[Collection entries]
[Start]

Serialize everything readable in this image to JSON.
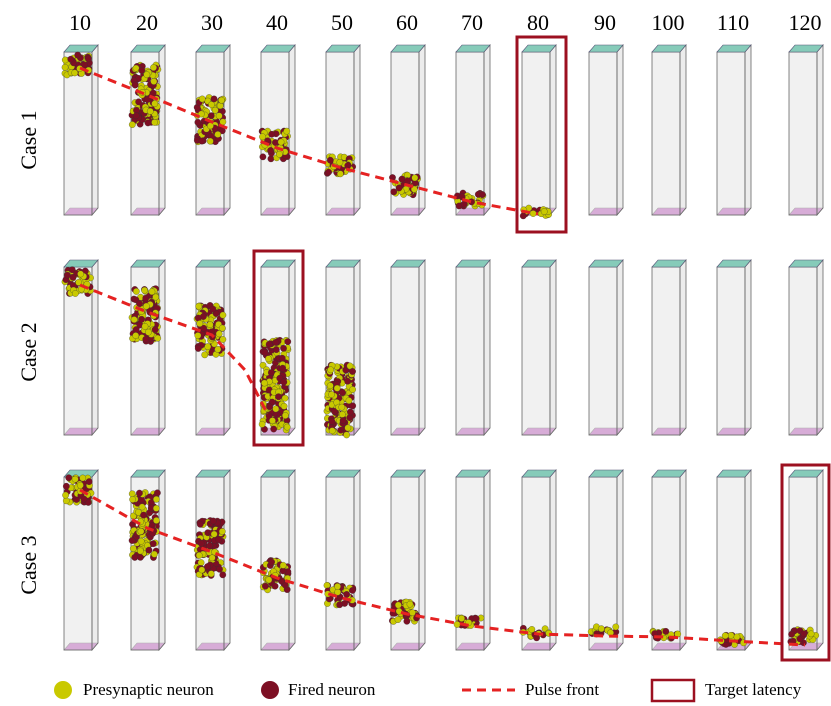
{
  "columns": [
    "10",
    "20",
    "30",
    "40",
    "50",
    "60",
    "70",
    "80",
    "90",
    "100",
    "110",
    "120"
  ],
  "rows": [
    "Case 1",
    "Case 2",
    "Case 3"
  ],
  "legend": {
    "presynaptic": "Presynaptic neuron",
    "fired": "Fired neuron",
    "pulse_front": "Pulse front",
    "target": "Target latency"
  }
}
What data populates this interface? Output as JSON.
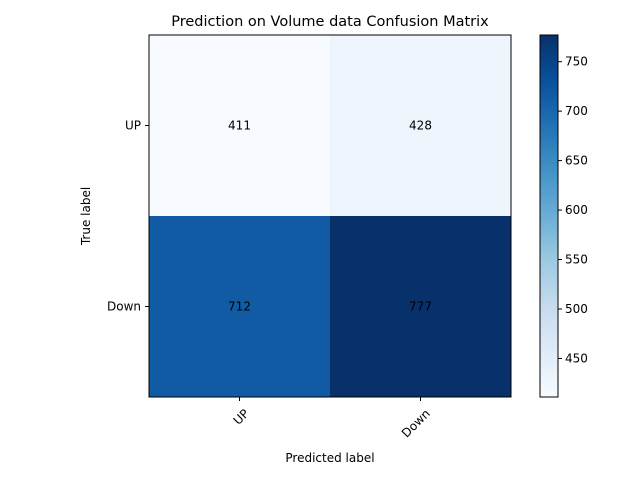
{
  "chart_data": {
    "type": "heatmap",
    "title": "Prediction on Volume data Confusion Matrix",
    "xlabel": "Predicted label",
    "ylabel": "True label",
    "x_categories": [
      "UP",
      "Down"
    ],
    "y_categories": [
      "UP",
      "Down"
    ],
    "values": [
      [
        411,
        428
      ],
      [
        712,
        777
      ]
    ],
    "colormap": "Blues",
    "colorbar": {
      "ticks": [
        450,
        500,
        550,
        600,
        650,
        700,
        750
      ],
      "range": [
        411,
        777
      ]
    },
    "colors": {
      "cell_up_up": "#f7fbff",
      "cell_up_down": "#eef5fc",
      "cell_down_up": "#105ba4",
      "cell_down_down": "#08306b"
    },
    "x_tick_rotation_deg": 45
  }
}
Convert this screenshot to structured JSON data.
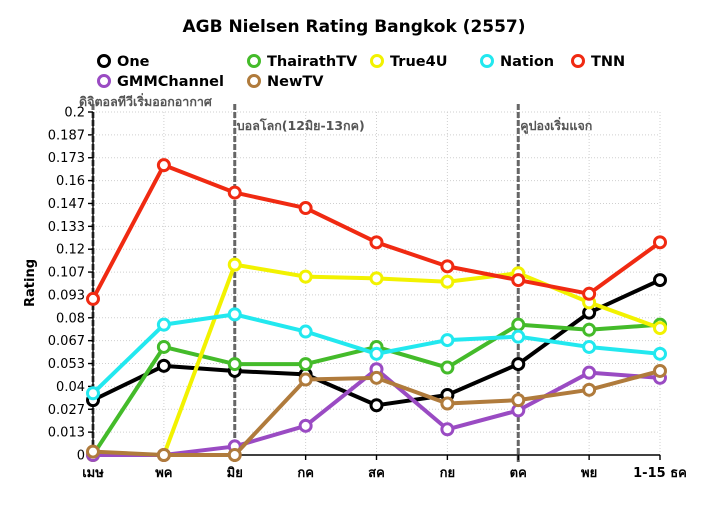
{
  "chart_data": {
    "type": "line",
    "title": "AGB Nielsen Rating Bangkok (2557)",
    "xlabel": "",
    "ylabel": "Rating",
    "categories": [
      "เมษ",
      "พค",
      "มิย",
      "กค",
      "สค",
      "กย",
      "ตค",
      "พย",
      "1-15 ธค"
    ],
    "ylim": [
      0,
      0.2
    ],
    "yticks": [
      "0",
      "0.013",
      "0.027",
      "0.04",
      "0.053",
      "0.067",
      "0.08",
      "0.093",
      "0.107",
      "0.12",
      "0.133",
      "0.147",
      "0.16",
      "0.173",
      "0.187",
      "0.2"
    ],
    "grid": true,
    "legend_position": "top",
    "series": [
      {
        "name": "One",
        "color": "#000000",
        "values": [
          0.032,
          0.052,
          0.049,
          0.047,
          0.029,
          0.035,
          0.053,
          0.083,
          0.102
        ]
      },
      {
        "name": "ThairathTV",
        "color": "#44bb2a",
        "values": [
          0.0,
          0.063,
          0.053,
          0.053,
          0.063,
          0.051,
          0.076,
          0.073,
          0.076
        ]
      },
      {
        "name": "True4U",
        "color": "#f2f200",
        "values": [
          0.0,
          0.0,
          0.111,
          0.104,
          0.103,
          0.101,
          0.106,
          0.089,
          0.074
        ]
      },
      {
        "name": "Nation",
        "color": "#22e8ef",
        "values": [
          0.036,
          0.076,
          0.082,
          0.072,
          0.059,
          0.067,
          0.069,
          0.063,
          0.059
        ]
      },
      {
        "name": "TNN",
        "color": "#f02a12",
        "values": [
          0.091,
          0.169,
          0.153,
          0.144,
          0.124,
          0.11,
          0.102,
          0.094,
          0.124
        ]
      },
      {
        "name": "GMMChannel",
        "color": "#9a4bc3",
        "values": [
          0.0,
          0.0,
          0.005,
          0.017,
          0.05,
          0.015,
          0.026,
          0.048,
          0.045
        ]
      },
      {
        "name": "NewTV",
        "color": "#b07b3c",
        "values": [
          0.002,
          0.0,
          0.0,
          0.044,
          0.045,
          0.03,
          0.032,
          0.038,
          0.049
        ]
      }
    ],
    "annotations": [
      {
        "text": "ดิจิตอลทีวีเริ่มออกอากาศ",
        "at_category": 0
      },
      {
        "text": "บอลโลก(12มิย-13กค)",
        "at_category": 2
      },
      {
        "text": "คูปองเริ่มแจก",
        "at_category": 6
      }
    ]
  }
}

[End]

■ **What to do**:
Without the pictures, return the entries exactly as they appear.

■ **Result**:
Serialize everything readable in this image to JSON.
{
  "columns": [
    "10",
    "20",
    "30",
    "40",
    "50",
    "60",
    "70",
    "80",
    "90",
    "100",
    "110",
    "120"
  ],
  "rows": [
    "Case 1",
    "Case 2",
    "Case 3"
  ],
  "legend": {
    "presynaptic": "Presynaptic neuron",
    "fired": "Fired neuron",
    "pulse_front": "Pulse front",
    "target": "Target latency"
  }
}
What data populates this interface? Output as JSON.
{
  "chart_data": {
    "type": "heatmap",
    "title": "Prediction on Volume data Confusion Matrix",
    "xlabel": "Predicted label",
    "ylabel": "True label",
    "x_categories": [
      "UP",
      "Down"
    ],
    "y_categories": [
      "UP",
      "Down"
    ],
    "values": [
      [
        411,
        428
      ],
      [
        712,
        777
      ]
    ],
    "colormap": "Blues",
    "colorbar": {
      "ticks": [
        450,
        500,
        550,
        600,
        650,
        700,
        750
      ],
      "range": [
        411,
        777
      ]
    },
    "colors": {
      "cell_up_up": "#f7fbff",
      "cell_up_down": "#eef5fc",
      "cell_down_up": "#105ba4",
      "cell_down_down": "#08306b"
    },
    "x_tick_rotation_deg": 45
  }
}
Convert this screenshot to structured JSON data.
{
  "chart_data": {
    "type": "line",
    "title": "AGB Nielsen Rating Bangkok (2557)",
    "xlabel": "",
    "ylabel": "Rating",
    "categories": [
      "เมษ",
      "พค",
      "มิย",
      "กค",
      "สค",
      "กย",
      "ตค",
      "พย",
      "1-15 ธค"
    ],
    "ylim": [
      0,
      0.2
    ],
    "yticks": [
      "0",
      "0.013",
      "0.027",
      "0.04",
      "0.053",
      "0.067",
      "0.08",
      "0.093",
      "0.107",
      "0.12",
      "0.133",
      "0.147",
      "0.16",
      "0.173",
      "0.187",
      "0.2"
    ],
    "grid": true,
    "legend_position": "top",
    "series": [
      {
        "name": "One",
        "color": "#000000",
        "values": [
          0.032,
          0.052,
          0.049,
          0.047,
          0.029,
          0.035,
          0.053,
          0.083,
          0.102
        ]
      },
      {
        "name": "ThairathTV",
        "color": "#44bb2a",
        "values": [
          0.0,
          0.063,
          0.053,
          0.053,
          0.063,
          0.051,
          0.076,
          0.073,
          0.076
        ]
      },
      {
        "name": "True4U",
        "color": "#f2f200",
        "values": [
          0.0,
          0.0,
          0.111,
          0.104,
          0.103,
          0.101,
          0.106,
          0.089,
          0.074
        ]
      },
      {
        "name": "Nation",
        "color": "#22e8ef",
        "values": [
          0.036,
          0.076,
          0.082,
          0.072,
          0.059,
          0.067,
          0.069,
          0.063,
          0.059
        ]
      },
      {
        "name": "TNN",
        "color": "#f02a12",
        "values": [
          0.091,
          0.169,
          0.153,
          0.144,
          0.124,
          0.11,
          0.102,
          0.094,
          0.124
        ]
      },
      {
        "name": "GMMChannel",
        "color": "#9a4bc3",
        "values": [
          0.0,
          0.0,
          0.005,
          0.017,
          0.05,
          0.015,
          0.026,
          0.048,
          0.045
        ]
      },
      {
        "name": "NewTV",
        "color": "#b07b3c",
        "values": [
          0.002,
          0.0,
          0.0,
          0.044,
          0.045,
          0.03,
          0.032,
          0.038,
          0.049
        ]
      }
    ],
    "annotations": [
      {
        "text": "ดิจิตอลทีวีเริ่มออกอากาศ",
        "at_category": 0
      },
      {
        "text": "บอลโลก(12มิย-13กค)",
        "at_category": 2
      },
      {
        "text": "คูปองเริ่มแจก",
        "at_category": 6
      }
    ]
  }
}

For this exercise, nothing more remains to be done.